* Begin SUPPLIED RECORDS *
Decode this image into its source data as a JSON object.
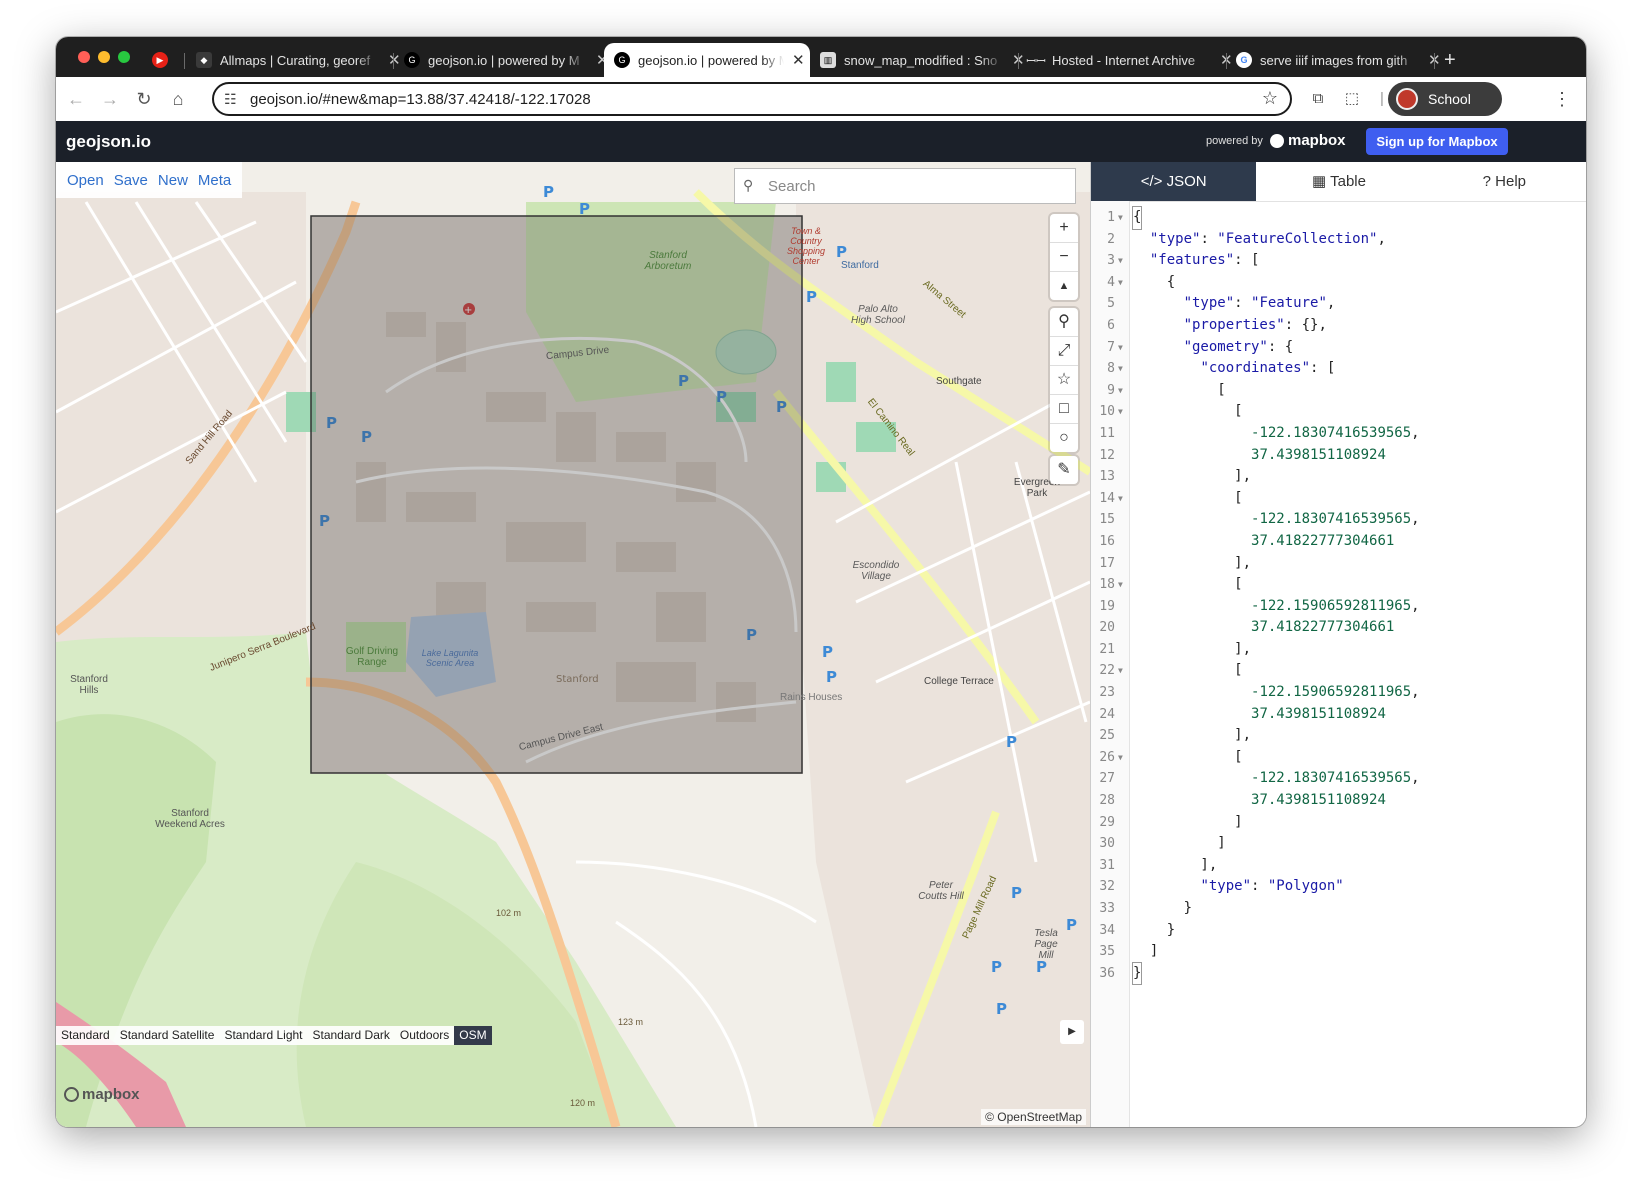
{
  "browser": {
    "tabs": [
      {
        "title": "Allmaps | Curating, georef",
        "active": false
      },
      {
        "title": "geojson.io | powered by M",
        "active": false
      },
      {
        "title": "geojson.io | powered by M",
        "active": true
      },
      {
        "title": "snow_map_modified : Sno",
        "active": false
      },
      {
        "title": "Hosted - Internet Archive",
        "active": false
      },
      {
        "title": "serve iiif images from gith",
        "active": false
      }
    ],
    "new_tab": "+",
    "url": "geojson.io/#new&map=13.88/37.42418/-122.17028",
    "profile_label": "School"
  },
  "app": {
    "brand": "geojson.io",
    "powered_by": "powered by",
    "mapbox_label": "mapbox",
    "signup_label": "Sign up for Mapbox"
  },
  "map": {
    "menu": [
      "Open",
      "Save",
      "New",
      "Meta"
    ],
    "search_placeholder": "Search",
    "zoom_in": "+",
    "zoom_out": "−",
    "compass": "▲",
    "styles": [
      {
        "label": "Standard",
        "selected": false
      },
      {
        "label": "Standard Satellite",
        "selected": false
      },
      {
        "label": "Standard Light",
        "selected": false
      },
      {
        "label": "Standard Dark",
        "selected": false
      },
      {
        "label": "Outdoors",
        "selected": false
      },
      {
        "label": "OSM",
        "selected": true
      }
    ],
    "watermark": "mapbox",
    "attribution": "© OpenStreetMap",
    "labels": {
      "stanford": "Stanford",
      "arboretum": "Stanford Arboretum",
      "palo_alto_hs": "Palo Alto High School",
      "southgate": "Southgate",
      "evergreen_park": "Evergreen Park",
      "escondido_village": "Escondido Village",
      "college_terrace": "College Terrace",
      "golf_range": "Golf Driving Range",
      "lake_lagunita": "Lake Lagunita Scenic Area",
      "stanford_hills": "Stanford Hills",
      "weekend_acres": "Stanford Weekend Acres",
      "junipero": "Junipero Serra Boulevard",
      "sand_hill": "Sand Hill Road",
      "el_camino": "El Camino Real",
      "alma": "Alma Street",
      "page_mill": "Page Mill Road",
      "campus_drive": "Campus Drive",
      "campus_drive_east": "Campus Drive East",
      "peter_coutts": "Peter Coutts Hill",
      "tesla": "Tesla Page Mill",
      "rains": "Rains Houses",
      "elev_102": "102 m",
      "elev_123": "123 m",
      "elev_120": "120 m",
      "town_country": "Town & Country Shopping Center"
    }
  },
  "panel": {
    "tabs": [
      {
        "label": "JSON",
        "icon": "code-icon",
        "active": true
      },
      {
        "label": "Table",
        "icon": "table-icon",
        "active": false
      },
      {
        "label": "Help",
        "icon": "help-icon",
        "active": false
      }
    ],
    "lines": [
      "{",
      "  \"type\": \"FeatureCollection\",",
      "  \"features\": [",
      "    {",
      "      \"type\": \"Feature\",",
      "      \"properties\": {},",
      "      \"geometry\": {",
      "        \"coordinates\": [",
      "          [",
      "            [",
      "              -122.18307416539565,",
      "              37.4398151108924",
      "            ],",
      "            [",
      "              -122.18307416539565,",
      "              37.41822777304661",
      "            ],",
      "            [",
      "              -122.15906592811965,",
      "              37.41822777304661",
      "            ],",
      "            [",
      "              -122.15906592811965,",
      "              37.4398151108924",
      "            ],",
      "            [",
      "              -122.18307416539565,",
      "              37.4398151108924",
      "            ]",
      "          ]",
      "        ],",
      "        \"type\": \"Polygon\"",
      "      }",
      "    }",
      "  ]",
      "}"
    ],
    "foldable": [
      1,
      3,
      4,
      7,
      8,
      9,
      10,
      14,
      18,
      22,
      26
    ]
  }
}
* End SUPPLIED RECORDS *
- REQUIRED TASK -
Omit each picture, then return all of the listing exactly as it stands.

- RESULT BELOW -
Decode this image into its source data as a JSON object.
{
  "browser": {
    "tabs": [
      {
        "title": "Allmaps | Curating, georef",
        "active": false
      },
      {
        "title": "geojson.io | powered by M",
        "active": false
      },
      {
        "title": "geojson.io | powered by M",
        "active": true
      },
      {
        "title": "snow_map_modified : Sno",
        "active": false
      },
      {
        "title": "Hosted - Internet Archive",
        "active": false
      },
      {
        "title": "serve iiif images from gith",
        "active": false
      }
    ],
    "new_tab": "+",
    "url": "geojson.io/#new&map=13.88/37.42418/-122.17028",
    "profile_label": "School"
  },
  "app": {
    "brand": "geojson.io",
    "powered_by": "powered by",
    "mapbox_label": "mapbox",
    "signup_label": "Sign up for Mapbox"
  },
  "map": {
    "menu": [
      "Open",
      "Save",
      "New",
      "Meta"
    ],
    "search_placeholder": "Search",
    "zoom_in": "+",
    "zoom_out": "−",
    "compass": "▲",
    "styles": [
      {
        "label": "Standard",
        "selected": false
      },
      {
        "label": "Standard Satellite",
        "selected": false
      },
      {
        "label": "Standard Light",
        "selected": false
      },
      {
        "label": "Standard Dark",
        "selected": false
      },
      {
        "label": "Outdoors",
        "selected": false
      },
      {
        "label": "OSM",
        "selected": true
      }
    ],
    "watermark": "mapbox",
    "attribution": "© OpenStreetMap",
    "labels": {
      "stanford": "Stanford",
      "arboretum": "Stanford Arboretum",
      "palo_alto_hs": "Palo Alto High School",
      "southgate": "Southgate",
      "evergreen_park": "Evergreen Park",
      "escondido_village": "Escondido Village",
      "college_terrace": "College Terrace",
      "golf_range": "Golf Driving Range",
      "lake_lagunita": "Lake Lagunita Scenic Area",
      "stanford_hills": "Stanford Hills",
      "weekend_acres": "Stanford Weekend Acres",
      "junipero": "Junipero Serra Boulevard",
      "sand_hill": "Sand Hill Road",
      "el_camino": "El Camino Real",
      "alma": "Alma Street",
      "page_mill": "Page Mill Road",
      "campus_drive": "Campus Drive",
      "campus_drive_east": "Campus Drive East",
      "peter_coutts": "Peter Coutts Hill",
      "tesla": "Tesla Page Mill",
      "rains": "Rains Houses",
      "elev_102": "102 m",
      "elev_123": "123 m",
      "elev_120": "120 m",
      "town_country": "Town & Country Shopping Center"
    }
  },
  "panel": {
    "tabs": [
      {
        "label": "JSON",
        "icon": "code-icon",
        "active": true
      },
      {
        "label": "Table",
        "icon": "table-icon",
        "active": false
      },
      {
        "label": "Help",
        "icon": "help-icon",
        "active": false
      }
    ],
    "lines": [
      "{",
      "  \"type\": \"FeatureCollection\",",
      "  \"features\": [",
      "    {",
      "      \"type\": \"Feature\",",
      "      \"properties\": {},",
      "      \"geometry\": {",
      "        \"coordinates\": [",
      "          [",
      "            [",
      "              -122.18307416539565,",
      "              37.4398151108924",
      "            ],",
      "            [",
      "              -122.18307416539565,",
      "              37.41822777304661",
      "            ],",
      "            [",
      "              -122.15906592811965,",
      "              37.41822777304661",
      "            ],",
      "            [",
      "              -122.15906592811965,",
      "              37.4398151108924",
      "            ],",
      "            [",
      "              -122.18307416539565,",
      "              37.4398151108924",
      "            ]",
      "          ]",
      "        ],",
      "        \"type\": \"Polygon\"",
      "      }",
      "    }",
      "  ]",
      "}"
    ],
    "foldable": [
      1,
      3,
      4,
      7,
      8,
      9,
      10,
      14,
      18,
      22,
      26
    ]
  }
}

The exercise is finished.